## INPUT DATA
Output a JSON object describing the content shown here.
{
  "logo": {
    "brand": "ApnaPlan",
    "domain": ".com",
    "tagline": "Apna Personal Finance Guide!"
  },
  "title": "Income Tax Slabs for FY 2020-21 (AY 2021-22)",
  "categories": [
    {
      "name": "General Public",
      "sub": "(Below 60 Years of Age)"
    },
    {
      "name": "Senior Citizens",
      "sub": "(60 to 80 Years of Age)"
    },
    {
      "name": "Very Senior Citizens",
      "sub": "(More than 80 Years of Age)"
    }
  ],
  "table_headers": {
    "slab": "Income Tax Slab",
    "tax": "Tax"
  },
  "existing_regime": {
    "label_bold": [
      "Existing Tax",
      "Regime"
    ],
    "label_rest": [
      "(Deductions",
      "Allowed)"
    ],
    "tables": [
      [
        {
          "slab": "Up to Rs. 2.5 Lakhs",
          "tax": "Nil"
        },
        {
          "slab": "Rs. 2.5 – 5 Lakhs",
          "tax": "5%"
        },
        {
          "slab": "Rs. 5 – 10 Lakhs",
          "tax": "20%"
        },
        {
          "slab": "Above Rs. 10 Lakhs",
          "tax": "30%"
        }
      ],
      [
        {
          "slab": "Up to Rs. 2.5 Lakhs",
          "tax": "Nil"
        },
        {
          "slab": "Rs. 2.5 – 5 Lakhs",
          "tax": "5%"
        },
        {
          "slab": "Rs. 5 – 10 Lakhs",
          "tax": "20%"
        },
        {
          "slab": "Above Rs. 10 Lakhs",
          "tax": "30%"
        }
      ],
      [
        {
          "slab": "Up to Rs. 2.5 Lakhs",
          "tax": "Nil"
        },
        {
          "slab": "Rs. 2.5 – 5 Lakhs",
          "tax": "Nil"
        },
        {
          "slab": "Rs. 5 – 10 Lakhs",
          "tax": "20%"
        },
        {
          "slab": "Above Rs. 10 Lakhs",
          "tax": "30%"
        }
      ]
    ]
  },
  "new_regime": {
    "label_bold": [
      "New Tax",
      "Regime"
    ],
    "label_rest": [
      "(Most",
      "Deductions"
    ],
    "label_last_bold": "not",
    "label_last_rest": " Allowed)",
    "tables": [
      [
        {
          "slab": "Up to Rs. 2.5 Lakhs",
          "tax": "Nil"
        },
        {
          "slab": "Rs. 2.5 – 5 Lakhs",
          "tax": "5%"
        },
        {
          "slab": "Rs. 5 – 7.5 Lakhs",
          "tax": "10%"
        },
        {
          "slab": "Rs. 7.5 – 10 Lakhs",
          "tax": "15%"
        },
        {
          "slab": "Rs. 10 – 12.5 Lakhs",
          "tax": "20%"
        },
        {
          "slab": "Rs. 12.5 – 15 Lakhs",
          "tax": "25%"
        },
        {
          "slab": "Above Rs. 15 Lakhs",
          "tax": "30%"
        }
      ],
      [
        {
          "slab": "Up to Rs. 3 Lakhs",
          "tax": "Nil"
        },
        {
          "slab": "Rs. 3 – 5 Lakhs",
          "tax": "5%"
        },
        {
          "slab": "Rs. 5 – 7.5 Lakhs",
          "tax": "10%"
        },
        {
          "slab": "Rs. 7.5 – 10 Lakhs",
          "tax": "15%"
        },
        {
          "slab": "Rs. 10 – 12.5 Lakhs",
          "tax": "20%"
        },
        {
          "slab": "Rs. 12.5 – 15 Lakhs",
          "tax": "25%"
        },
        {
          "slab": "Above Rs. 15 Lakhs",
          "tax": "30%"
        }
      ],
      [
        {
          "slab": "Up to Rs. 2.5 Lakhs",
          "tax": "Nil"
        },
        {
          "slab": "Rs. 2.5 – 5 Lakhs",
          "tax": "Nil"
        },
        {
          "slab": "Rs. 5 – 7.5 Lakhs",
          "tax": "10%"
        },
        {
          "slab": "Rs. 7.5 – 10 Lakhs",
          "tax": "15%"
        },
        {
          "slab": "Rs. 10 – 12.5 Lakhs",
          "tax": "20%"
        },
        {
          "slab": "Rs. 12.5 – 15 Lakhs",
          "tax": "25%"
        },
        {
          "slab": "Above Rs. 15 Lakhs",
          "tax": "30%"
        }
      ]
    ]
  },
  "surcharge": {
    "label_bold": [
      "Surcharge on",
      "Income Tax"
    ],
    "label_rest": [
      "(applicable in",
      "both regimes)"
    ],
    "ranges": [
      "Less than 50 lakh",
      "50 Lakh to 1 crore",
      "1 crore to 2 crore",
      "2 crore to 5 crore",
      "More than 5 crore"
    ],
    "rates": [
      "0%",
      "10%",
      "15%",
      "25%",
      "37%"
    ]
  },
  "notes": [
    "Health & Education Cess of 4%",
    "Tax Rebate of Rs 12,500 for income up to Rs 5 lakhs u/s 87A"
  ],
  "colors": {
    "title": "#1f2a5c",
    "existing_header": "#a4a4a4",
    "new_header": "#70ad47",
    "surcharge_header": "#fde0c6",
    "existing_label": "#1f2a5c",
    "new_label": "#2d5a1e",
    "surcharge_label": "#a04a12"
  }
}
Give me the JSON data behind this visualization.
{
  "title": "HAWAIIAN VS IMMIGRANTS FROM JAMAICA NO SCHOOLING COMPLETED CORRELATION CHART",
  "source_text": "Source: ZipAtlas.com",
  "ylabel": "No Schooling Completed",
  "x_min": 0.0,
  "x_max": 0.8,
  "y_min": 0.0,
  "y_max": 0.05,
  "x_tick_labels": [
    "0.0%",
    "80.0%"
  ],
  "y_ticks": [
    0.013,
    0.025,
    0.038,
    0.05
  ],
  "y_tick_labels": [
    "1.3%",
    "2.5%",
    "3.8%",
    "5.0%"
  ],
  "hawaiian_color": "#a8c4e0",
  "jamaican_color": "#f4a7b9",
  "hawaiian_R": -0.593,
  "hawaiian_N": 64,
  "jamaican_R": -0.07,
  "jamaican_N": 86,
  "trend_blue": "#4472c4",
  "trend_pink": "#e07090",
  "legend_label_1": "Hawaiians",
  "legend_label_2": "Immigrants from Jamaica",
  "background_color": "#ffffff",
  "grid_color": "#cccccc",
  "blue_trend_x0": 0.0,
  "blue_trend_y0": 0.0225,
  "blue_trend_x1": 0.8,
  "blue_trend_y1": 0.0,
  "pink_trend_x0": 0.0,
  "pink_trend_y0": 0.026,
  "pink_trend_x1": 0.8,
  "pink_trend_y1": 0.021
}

## EXERCISE
Reproduce every record, matching each line exactly.

## THE REPLY
Output a JSON object describing the content shown here.
{
  "logo": {
    "brand": "ApnaPlan",
    "domain": ".com",
    "tagline": "Apna Personal Finance Guide!"
  },
  "title": "Income Tax Slabs for FY 2020-21 (AY 2021-22)",
  "categories": [
    {
      "name": "General Public",
      "sub": "(Below 60 Years of Age)"
    },
    {
      "name": "Senior Citizens",
      "sub": "(60 to 80 Years of Age)"
    },
    {
      "name": "Very Senior Citizens",
      "sub": "(More than 80 Years of Age)"
    }
  ],
  "table_headers": {
    "slab": "Income Tax Slab",
    "tax": "Tax"
  },
  "existing_regime": {
    "label_bold": [
      "Existing Tax",
      "Regime"
    ],
    "label_rest": [
      "(Deductions",
      "Allowed)"
    ],
    "tables": [
      [
        {
          "slab": "Up to Rs. 2.5 Lakhs",
          "tax": "Nil"
        },
        {
          "slab": "Rs. 2.5 – 5 Lakhs",
          "tax": "5%"
        },
        {
          "slab": "Rs. 5 – 10 Lakhs",
          "tax": "20%"
        },
        {
          "slab": "Above Rs. 10 Lakhs",
          "tax": "30%"
        }
      ],
      [
        {
          "slab": "Up to Rs. 2.5 Lakhs",
          "tax": "Nil"
        },
        {
          "slab": "Rs. 2.5 – 5 Lakhs",
          "tax": "5%"
        },
        {
          "slab": "Rs. 5 – 10 Lakhs",
          "tax": "20%"
        },
        {
          "slab": "Above Rs. 10 Lakhs",
          "tax": "30%"
        }
      ],
      [
        {
          "slab": "Up to Rs. 2.5 Lakhs",
          "tax": "Nil"
        },
        {
          "slab": "Rs. 2.5 – 5 Lakhs",
          "tax": "Nil"
        },
        {
          "slab": "Rs. 5 – 10 Lakhs",
          "tax": "20%"
        },
        {
          "slab": "Above Rs. 10 Lakhs",
          "tax": "30%"
        }
      ]
    ]
  },
  "new_regime": {
    "label_bold": [
      "New Tax",
      "Regime"
    ],
    "label_rest": [
      "(Most",
      "Deductions"
    ],
    "label_last_bold": "not",
    "label_last_rest": " Allowed)",
    "tables": [
      [
        {
          "slab": "Up to Rs. 2.5 Lakhs",
          "tax": "Nil"
        },
        {
          "slab": "Rs. 2.5 – 5 Lakhs",
          "tax": "5%"
        },
        {
          "slab": "Rs. 5 – 7.5 Lakhs",
          "tax": "10%"
        },
        {
          "slab": "Rs. 7.5 – 10 Lakhs",
          "tax": "15%"
        },
        {
          "slab": "Rs. 10 – 12.5 Lakhs",
          "tax": "20%"
        },
        {
          "slab": "Rs. 12.5 – 15 Lakhs",
          "tax": "25%"
        },
        {
          "slab": "Above Rs. 15 Lakhs",
          "tax": "30%"
        }
      ],
      [
        {
          "slab": "Up to Rs. 3 Lakhs",
          "tax": "Nil"
        },
        {
          "slab": "Rs. 3 – 5 Lakhs",
          "tax": "5%"
        },
        {
          "slab": "Rs. 5 – 7.5 Lakhs",
          "tax": "10%"
        },
        {
          "slab": "Rs. 7.5 – 10 Lakhs",
          "tax": "15%"
        },
        {
          "slab": "Rs. 10 – 12.5 Lakhs",
          "tax": "20%"
        },
        {
          "slab": "Rs. 12.5 – 15 Lakhs",
          "tax": "25%"
        },
        {
          "slab": "Above Rs. 15 Lakhs",
          "tax": "30%"
        }
      ],
      [
        {
          "slab": "Up to Rs. 2.5 Lakhs",
          "tax": "Nil"
        },
        {
          "slab": "Rs. 2.5 – 5 Lakhs",
          "tax": "Nil"
        },
        {
          "slab": "Rs. 5 – 7.5 Lakhs",
          "tax": "10%"
        },
        {
          "slab": "Rs. 7.5 – 10 Lakhs",
          "tax": "15%"
        },
        {
          "slab": "Rs. 10 – 12.5 Lakhs",
          "tax": "20%"
        },
        {
          "slab": "Rs. 12.5 – 15 Lakhs",
          "tax": "25%"
        },
        {
          "slab": "Above Rs. 15 Lakhs",
          "tax": "30%"
        }
      ]
    ]
  },
  "surcharge": {
    "label_bold": [
      "Surcharge on",
      "Income Tax"
    ],
    "label_rest": [
      "(applicable in",
      "both regimes)"
    ],
    "ranges": [
      "Less than 50 lakh",
      "50 Lakh to 1 crore",
      "1 crore to 2 crore",
      "2 crore to 5 crore",
      "More than 5 crore"
    ],
    "rates": [
      "0%",
      "10%",
      "15%",
      "25%",
      "37%"
    ]
  },
  "notes": [
    "Health & Education Cess of 4%",
    "Tax Rebate of Rs 12,500 for income up to Rs 5 lakhs u/s 87A"
  ],
  "colors": {
    "title": "#1f2a5c",
    "existing_header": "#a4a4a4",
    "new_header": "#70ad47",
    "surcharge_header": "#fde0c6",
    "existing_label": "#1f2a5c",
    "new_label": "#2d5a1e",
    "surcharge_label": "#a04a12"
  }
}
Give me the JSON data behind this visualization.
{
  "title": "HAWAIIAN VS IMMIGRANTS FROM JAMAICA NO SCHOOLING COMPLETED CORRELATION CHART",
  "source_text": "Source: ZipAtlas.com",
  "ylabel": "No Schooling Completed",
  "x_min": 0.0,
  "x_max": 0.8,
  "y_min": 0.0,
  "y_max": 0.05,
  "x_tick_labels": [
    "0.0%",
    "80.0%"
  ],
  "y_ticks": [
    0.013,
    0.025,
    0.038,
    0.05
  ],
  "y_tick_labels": [
    "1.3%",
    "2.5%",
    "3.8%",
    "5.0%"
  ],
  "hawaiian_color": "#a8c4e0",
  "jamaican_color": "#f4a7b9",
  "hawaiian_R": -0.593,
  "hawaiian_N": 64,
  "jamaican_R": -0.07,
  "jamaican_N": 86,
  "trend_blue": "#4472c4",
  "trend_pink": "#e07090",
  "legend_label_1": "Hawaiians",
  "legend_label_2": "Immigrants from Jamaica",
  "background_color": "#ffffff",
  "grid_color": "#cccccc",
  "blue_trend_x0": 0.0,
  "blue_trend_y0": 0.0225,
  "blue_trend_x1": 0.8,
  "blue_trend_y1": 0.0,
  "pink_trend_x0": 0.0,
  "pink_trend_y0": 0.026,
  "pink_trend_x1": 0.8,
  "pink_trend_y1": 0.021
}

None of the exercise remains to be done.